• EXERCISE INSTRUCTIONS: Gather every line of the entries that includes the word "into".

(Data records)
+--

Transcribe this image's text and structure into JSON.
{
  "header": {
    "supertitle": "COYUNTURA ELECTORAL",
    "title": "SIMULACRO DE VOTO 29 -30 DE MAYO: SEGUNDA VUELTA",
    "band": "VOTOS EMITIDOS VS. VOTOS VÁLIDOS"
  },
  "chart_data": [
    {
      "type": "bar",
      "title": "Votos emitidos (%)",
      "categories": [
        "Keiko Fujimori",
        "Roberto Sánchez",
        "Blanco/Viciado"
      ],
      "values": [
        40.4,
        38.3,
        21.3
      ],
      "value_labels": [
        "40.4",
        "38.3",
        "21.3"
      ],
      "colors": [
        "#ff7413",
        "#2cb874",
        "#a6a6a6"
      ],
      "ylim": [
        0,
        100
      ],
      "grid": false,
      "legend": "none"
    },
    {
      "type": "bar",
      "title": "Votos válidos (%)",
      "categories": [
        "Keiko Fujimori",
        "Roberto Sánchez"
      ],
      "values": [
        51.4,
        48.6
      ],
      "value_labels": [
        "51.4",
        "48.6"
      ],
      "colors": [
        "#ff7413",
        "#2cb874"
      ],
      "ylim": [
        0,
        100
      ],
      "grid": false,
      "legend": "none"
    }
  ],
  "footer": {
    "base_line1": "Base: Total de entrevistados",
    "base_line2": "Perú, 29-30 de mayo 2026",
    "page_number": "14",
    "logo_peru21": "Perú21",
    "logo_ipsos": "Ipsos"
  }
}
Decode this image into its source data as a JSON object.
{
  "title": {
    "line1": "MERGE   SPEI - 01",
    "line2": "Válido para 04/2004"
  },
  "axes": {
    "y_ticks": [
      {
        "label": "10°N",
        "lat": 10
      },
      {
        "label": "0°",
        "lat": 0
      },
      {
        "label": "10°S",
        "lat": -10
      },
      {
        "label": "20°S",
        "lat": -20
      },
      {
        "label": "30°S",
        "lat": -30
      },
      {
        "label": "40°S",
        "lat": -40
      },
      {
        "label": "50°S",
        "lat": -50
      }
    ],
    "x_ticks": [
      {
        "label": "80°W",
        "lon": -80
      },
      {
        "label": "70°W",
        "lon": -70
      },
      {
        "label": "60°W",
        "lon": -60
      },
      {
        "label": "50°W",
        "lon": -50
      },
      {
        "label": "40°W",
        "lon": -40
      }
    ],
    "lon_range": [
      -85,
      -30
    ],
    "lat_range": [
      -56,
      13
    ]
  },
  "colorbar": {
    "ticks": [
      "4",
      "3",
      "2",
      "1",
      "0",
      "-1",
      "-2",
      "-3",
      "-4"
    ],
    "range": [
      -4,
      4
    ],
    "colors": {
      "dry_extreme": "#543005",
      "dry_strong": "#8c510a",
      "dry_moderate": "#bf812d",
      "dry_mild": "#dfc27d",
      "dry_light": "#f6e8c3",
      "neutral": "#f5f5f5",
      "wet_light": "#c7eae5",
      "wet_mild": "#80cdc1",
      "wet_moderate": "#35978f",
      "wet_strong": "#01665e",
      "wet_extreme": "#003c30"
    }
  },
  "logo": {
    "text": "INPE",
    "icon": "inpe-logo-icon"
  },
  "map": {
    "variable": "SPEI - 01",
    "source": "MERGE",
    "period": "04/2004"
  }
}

+--

• RESPONSE FOR THIS EXERCISE:
Transcribe this image's text and structure into JSON.
Decode this image into its source data as a JSON object.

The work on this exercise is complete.